Task goal
Return each line of the records with nothing changed, pictures excepted.

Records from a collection
[Begin]

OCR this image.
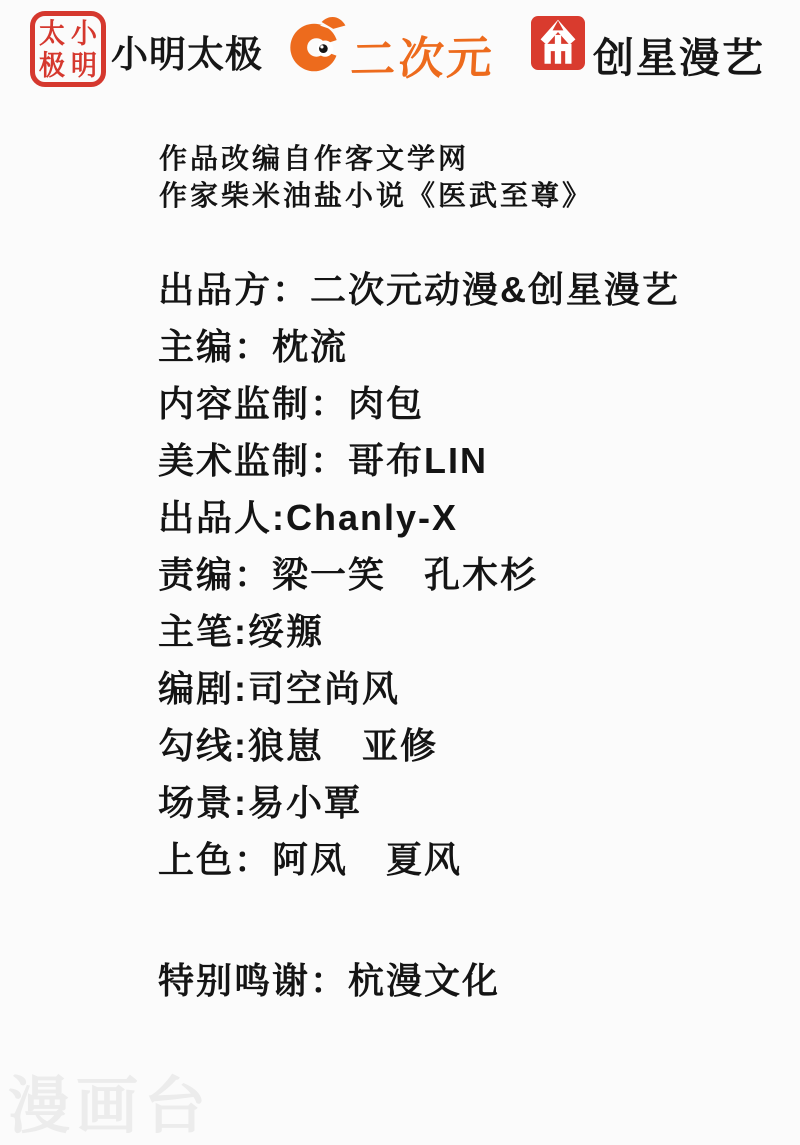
太 小
极 明 小明太极 二次元 创星漫艺
作品改编自作客文学网
作家柴米油盐小说《医武至尊》
出品方：二次元动漫&创星漫艺
主编：枕流
内容监制：肉包
美术监制：哥布LIN
出品人:Chanly-X
责编：梁一笑　孔木杉
主笔:绥羱
编剧:司空尚风
勾线:狼崽　亚修
场景:易小覃
上色：阿凤　夏风
特别鸣谢：杭漫文化
漫画台
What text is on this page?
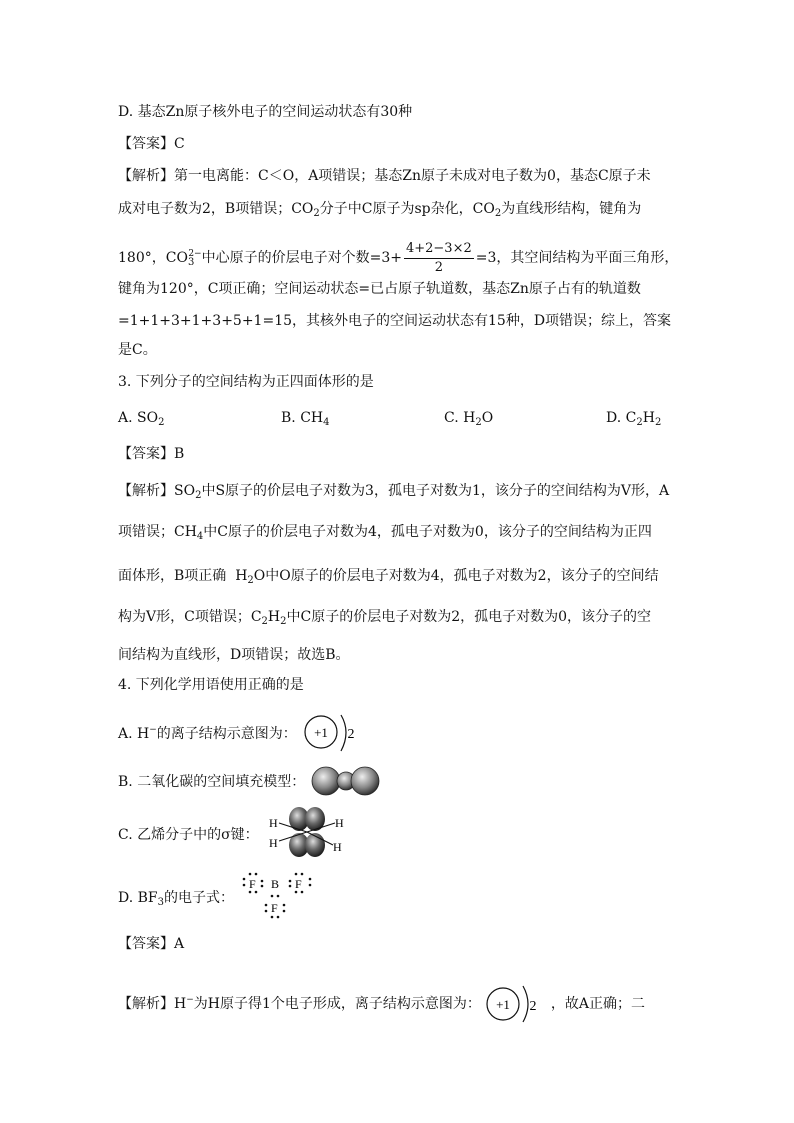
D. 基态Zn原子核外电子的空间运动状态有30种
【答案】C
【解析】第一电离能：C＜O，A项错误；基态Zn原子未成对电子数为0，基态C原子未
成对电子数为2，B项错误；$CO_2$分子中C原子为sp杂化，$CO_2$为直线形结构，键角为
180°，$CO_3^{2-}$中心原子的价层电子对个数$=3+ \frac{4+2-3\times 2}{2} =3$，其空间结构为平面三角形，
键角为120°，C项正确；空间运动状态=已占原子轨道数，基态Zn原子占有的轨道数
=1+1+3+1+3+5+1=15，其核外电子的空间运动状态有15种，D项错误；综上，答案
是C。
3. 下列分子的空间结构为正四面体形的是
A. $SO_2$	B. $CH_4$	C. $H_2O$	D. $C_2H_2$
【答案】B
【解析】$SO_2$中S原子的价层电子对数为3，孤电子对数为1，该分子的空间结构为V形，A
项错误；$CH_4$中C原子的价层电子对数为4，孤电子对数为0，该分子的空间结构为正四
面体形，B项正确 $H_2O$中O原子的价层电子对数为4，孤电子对数为2，该分子的空间结
构为V形，C项错误；$C_2H_2$中C原子的价层电子对数为2，孤电子对数为0，该分子的空
间结构为直线形，D项错误；故选B。
4. 下列化学用语使用正确的是
A. H−的离子结构示意图为： +1 2
B. 二氧化碳的空间填充模型：
C. 乙烯分子中的σ键：
H
H
H
H
D. $BF_3$的电子式：
F B F
F
【答案】A
【解析】H−为H原子得1个电子形成，离子结构示意图为： +1 2 ，故A正确；二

[End]

Completed exercise
OCR this image.
太 小
极 明 小明太极 二次元 创星漫艺
作品改编自作客文学网
作家柴米油盐小说《医武至尊》
出品方：二次元动漫&创星漫艺
主编：枕流
内容监制：肉包
美术监制：哥布LIN
出品人:Chanly-X
责编：梁一笑　孔木杉
主笔:绥羱
编剧:司空尚风
勾线:狼崽　亚修
场景:易小覃
上色：阿凤　夏风
特别鸣谢：杭漫文化
漫画台
What text is on this page?
D. 基态Zn原子核外电子的空间运动状态有30种
【答案】C
【解析】第一电离能：C＜O，A项错误；基态Zn原子未成对电子数为0，基态C原子未
成对电子数为2，B项错误；$CO_2$分子中C原子为sp杂化，$CO_2$为直线形结构，键角为
180°，$CO_3^{2-}$中心原子的价层电子对个数$=3+ \frac{4+2-3\times 2}{2} =3$，其空间结构为平面三角形，
键角为120°，C项正确；空间运动状态=已占原子轨道数，基态Zn原子占有的轨道数
=1+1+3+1+3+5+1=15，其核外电子的空间运动状态有15种，D项错误；综上，答案
是C。
3. 下列分子的空间结构为正四面体形的是
A. $SO_2$	B. $CH_4$	C. $H_2O$	D. $C_2H_2$
【答案】B
【解析】$SO_2$中S原子的价层电子对数为3，孤电子对数为1，该分子的空间结构为V形，A
项错误；$CH_4$中C原子的价层电子对数为4，孤电子对数为0，该分子的空间结构为正四
面体形，B项正确 $H_2O$中O原子的价层电子对数为4，孤电子对数为2，该分子的空间结
构为V形，C项错误；$C_2H_2$中C原子的价层电子对数为2，孤电子对数为0，该分子的空
间结构为直线形，D项错误；故选B。
4. 下列化学用语使用正确的是
A. H−的离子结构示意图为： +1 2
B. 二氧化碳的空间填充模型：
C. 乙烯分子中的σ键：
H
H
H
H
D. $BF_3$的电子式：
F B F
F
【答案】A
【解析】H−为H原子得1个电子形成，离子结构示意图为： +1 2 ，故A正确；二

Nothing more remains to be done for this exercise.